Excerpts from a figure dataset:
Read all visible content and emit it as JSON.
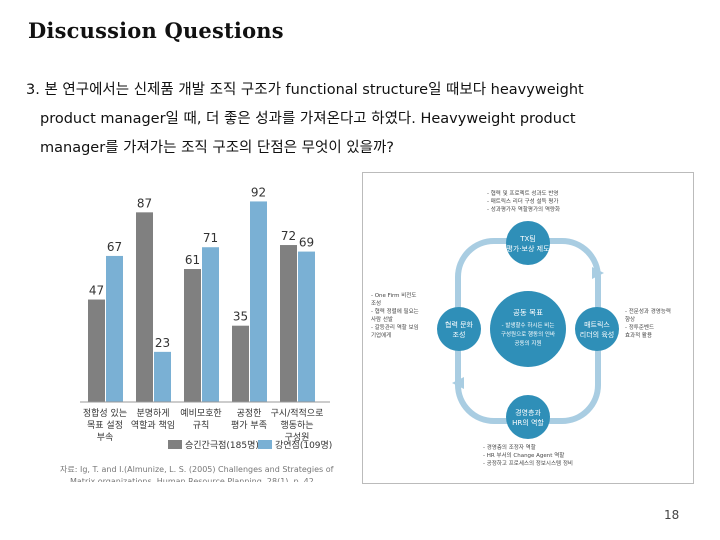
{
  "slide": {
    "title": "Discussion Questions",
    "question_line1": "3. 본 연구에서는 신제품 개발 조직 구조가 functional structure일 때보다 heavyweight",
    "question_line2": "product manager일 때, 더 좋은 성과를 가져온다고 하였다. Heavyweight product",
    "question_line3": "manager를 가져가는 조직 구조의 단점은 무엇이 있을까?",
    "page_number": "18"
  },
  "chart_data": {
    "type": "bar",
    "categories": [
      [
        "정합성 있는",
        "목표 설정",
        "부속"
      ],
      [
        "분명하게",
        "역할과 책임"
      ],
      [
        "예비모호한",
        "규칙"
      ],
      [
        "공정한",
        "평가 부족"
      ],
      [
        "구시/적적으로",
        "행동하는",
        "구성원"
      ]
    ],
    "series": [
      {
        "name": "승긴간극점(185명)",
        "color": "#808080",
        "values": [
          47,
          87,
          61,
          35,
          72
        ]
      },
      {
        "name": "강연점(109명)",
        "color": "#7ab0d4",
        "values": [
          67,
          23,
          71,
          92,
          69
        ]
      }
    ],
    "ylim": [
      0,
      100
    ],
    "source_line1": "자료: Ig, T. and I.(Almunize, L. S. (2005) Challenges and Strategies of",
    "source_line2": "Matrix organizations, Human Resource Planning, 28(1), p. 42"
  },
  "diagram": {
    "center_title": "공동 목표",
    "center_body": [
      "- 발생할수 하시든 비는",
      "구성원으로 행동의 인바",
      "공동의 지원"
    ],
    "top_title": [
      "TX팀",
      "평가·보상 제도"
    ],
    "left_title": [
      "협력 문화",
      "조성"
    ],
    "right_title": [
      "매트릭스",
      "리더의 육성"
    ],
    "bottom_title": [
      "경영층과",
      "HR의 역할"
    ],
    "top_notes": [
      "- 협력 및 프로젝트 성과도 반영",
      "- 매트릭스 리더 구성 설득 평가",
      "- 성과평가자 역할평가의 역량화"
    ],
    "left_notes": [
      "- One Firm 비전도",
      "  조성",
      "- 협력 정렬에 필요는",
      "  사람 선발",
      "- 갈등관리 역할 보임",
      "  기업에게"
    ],
    "right_notes": [
      "- 전문성과 경영능력",
      "  향상",
      "- 정투준벤드",
      "  효과적 활용"
    ],
    "bottom_notes": [
      "- 경영층의 조정자 역할",
      "- HR 부서의 Change Agent 역할",
      "- 공정하고 프로세스의 정보시스템 정비"
    ],
    "accent": "#2f8fb8",
    "ring_color": "#a9cde2"
  }
}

**AIM OF THE EXERCISE**
Print every record above exactly as written, leaving out the pictures.

**RESPONSE**
Read all visible content and emit it as JSON.
{
  "slide": {
    "title": "Discussion Questions",
    "question_line1": "3. 본 연구에서는 신제품 개발 조직 구조가 functional structure일 때보다 heavyweight",
    "question_line2": "product manager일 때, 더 좋은 성과를 가져온다고 하였다. Heavyweight product",
    "question_line3": "manager를 가져가는 조직 구조의 단점은 무엇이 있을까?",
    "page_number": "18"
  },
  "chart_data": {
    "type": "bar",
    "categories": [
      [
        "정합성 있는",
        "목표 설정",
        "부속"
      ],
      [
        "분명하게",
        "역할과 책임"
      ],
      [
        "예비모호한",
        "규칙"
      ],
      [
        "공정한",
        "평가 부족"
      ],
      [
        "구시/적적으로",
        "행동하는",
        "구성원"
      ]
    ],
    "series": [
      {
        "name": "승긴간극점(185명)",
        "color": "#808080",
        "values": [
          47,
          87,
          61,
          35,
          72
        ]
      },
      {
        "name": "강연점(109명)",
        "color": "#7ab0d4",
        "values": [
          67,
          23,
          71,
          92,
          69
        ]
      }
    ],
    "ylim": [
      0,
      100
    ],
    "source_line1": "자료: Ig, T. and I.(Almunize, L. S. (2005) Challenges and Strategies of",
    "source_line2": "Matrix organizations, Human Resource Planning, 28(1), p. 42"
  },
  "diagram": {
    "center_title": "공동 목표",
    "center_body": [
      "- 발생할수 하시든 비는",
      "구성원으로 행동의 인바",
      "공동의 지원"
    ],
    "top_title": [
      "TX팀",
      "평가·보상 제도"
    ],
    "left_title": [
      "협력 문화",
      "조성"
    ],
    "right_title": [
      "매트릭스",
      "리더의 육성"
    ],
    "bottom_title": [
      "경영층과",
      "HR의 역할"
    ],
    "top_notes": [
      "- 협력 및 프로젝트 성과도 반영",
      "- 매트릭스 리더 구성 설득 평가",
      "- 성과평가자 역할평가의 역량화"
    ],
    "left_notes": [
      "- One Firm 비전도",
      "  조성",
      "- 협력 정렬에 필요는",
      "  사람 선발",
      "- 갈등관리 역할 보임",
      "  기업에게"
    ],
    "right_notes": [
      "- 전문성과 경영능력",
      "  향상",
      "- 정투준벤드",
      "  효과적 활용"
    ],
    "bottom_notes": [
      "- 경영층의 조정자 역할",
      "- HR 부서의 Change Agent 역할",
      "- 공정하고 프로세스의 정보시스템 정비"
    ],
    "accent": "#2f8fb8",
    "ring_color": "#a9cde2"
  }
}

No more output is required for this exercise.